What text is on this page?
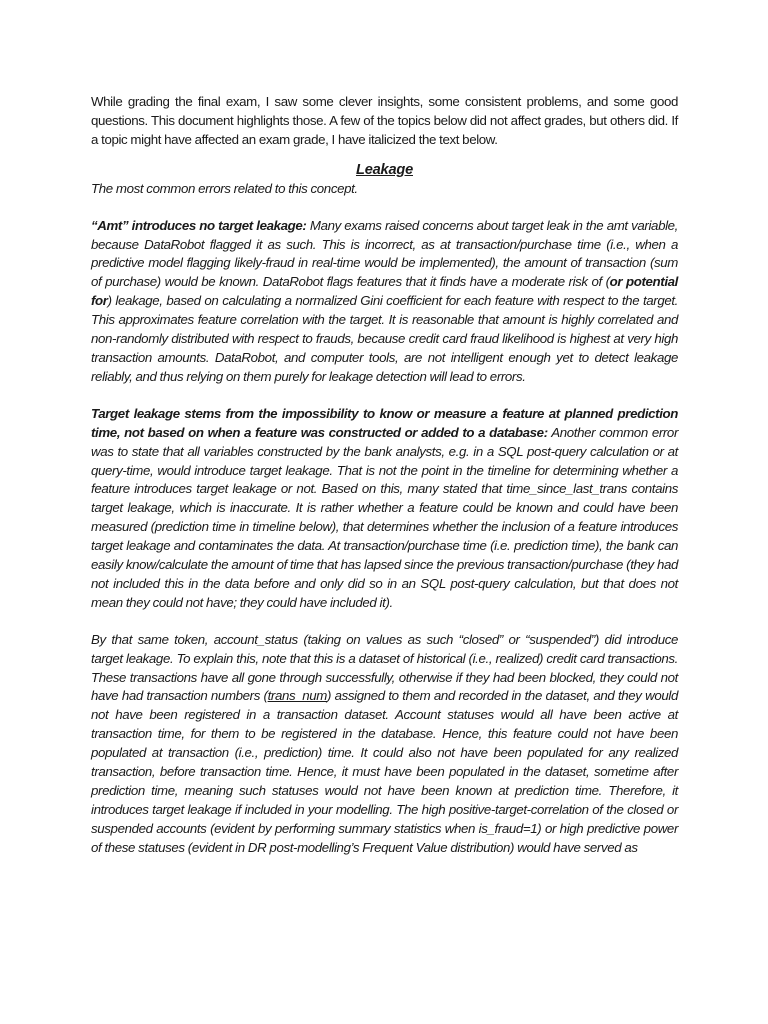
While grading the final exam, I saw some clever insights, some consistent problems, and some good questions. This document highlights those. A few of the topics below did not affect grades, but others did. If a topic might have affected an exam grade, I have italicized the text below.

Leakage

The most common errors related to this concept.

“Amt” introduces no target leakage: Many exams raised concerns about target leak in the amt variable, because DataRobot flagged it as such. This is incorrect, as at transaction/purchase time (i.e., when a predictive model flagging likely-fraud in real-time would be implemented), the amount of transaction (sum of purchase) would be known. DataRobot flags features that it finds have a moderate risk of (or potential for) leakage, based on calculating a normalized Gini coefficient for each feature with respect to the target. This approximates feature correlation with the target. It is reasonable that amount is highly correlated and non-randomly distributed with respect to frauds, because credit card fraud likelihood is highest at very high transaction amounts. DataRobot, and computer tools, are not intelligent enough yet to detect leakage reliably, and thus relying on them purely for leakage detection will lead to errors.

Target leakage stems from the impossibility to know or measure a feature at planned prediction time, not based on when a feature was constructed or added to a database: Another common error was to state that all variables constructed by the bank analysts, e.g. in a SQL post-query calculation or at query-time, would introduce target leakage. That is not the point in the timeline for determining whether a feature introduces target leakage or not. Based on this, many stated that time_since_last_trans contains target leakage, which is inaccurate. It is rather whether a feature could be known and could have been measured (prediction time in timeline below), that determines whether the inclusion of a feature introduces target leakage and contaminates the data. At transaction/purchase time (i.e. prediction time), the bank can easily know/calculate the amount of time that has lapsed since the previous transaction/purchase (they had not included this in the data before and only did so in an SQL post-query calculation, but that does not mean they could not have; they could have included it).

By that same token, account_status (taking on values as such “closed” or “suspended”) did introduce target leakage. To explain this, note that this is a dataset of historical (i.e., realized) credit card transactions. These transactions have all gone through successfully, otherwise if they had been blocked, they could not have had transaction numbers (trans_num) assigned to them and recorded in the dataset, and they would not have been registered in a transaction dataset. Account statuses would all have been active at transaction time, for them to be registered in the database. Hence, this feature could not have been populated at transaction (i.e., prediction) time. It could also not have been populated for any realized transaction, before transaction time. Hence, it must have been populated in the dataset, sometime after prediction time, meaning such statuses would not have been known at prediction time. Therefore, it introduces target leakage if included in your modelling. The high positive-target-correlation of the closed or suspended accounts (evident by performing summary statistics when is_fraud=1) or high predictive power of these statuses (evident in DR post-modelling’s Frequent Value distribution) would have served as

━━━━

| What the task requires |
Give the number of lines in the entries above that include the string "text". No other output is expected.

| Final result |
2